▶ [Stored rows]:
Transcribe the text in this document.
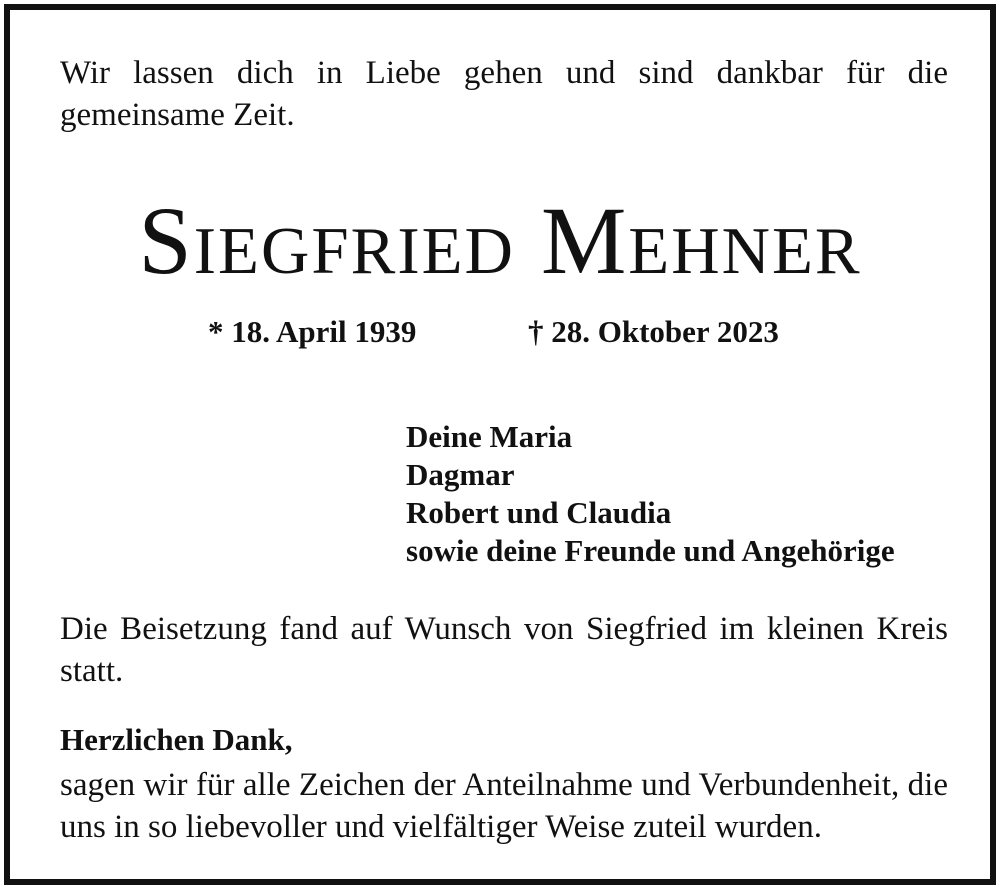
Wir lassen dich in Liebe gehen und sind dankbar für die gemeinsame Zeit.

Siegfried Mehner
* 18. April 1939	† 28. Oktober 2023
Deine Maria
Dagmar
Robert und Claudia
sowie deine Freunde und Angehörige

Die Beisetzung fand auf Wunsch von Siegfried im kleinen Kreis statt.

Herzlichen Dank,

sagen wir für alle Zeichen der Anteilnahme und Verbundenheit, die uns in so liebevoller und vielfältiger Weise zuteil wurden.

▶ [Problem]: Locate all lines in the listing above with the word "Siegfried". Copy them.

▶ [Result of the task]:
Siegfried Mehner
Die Beisetzung fand auf Wunsch von Siegfried im kleinen Kreis statt.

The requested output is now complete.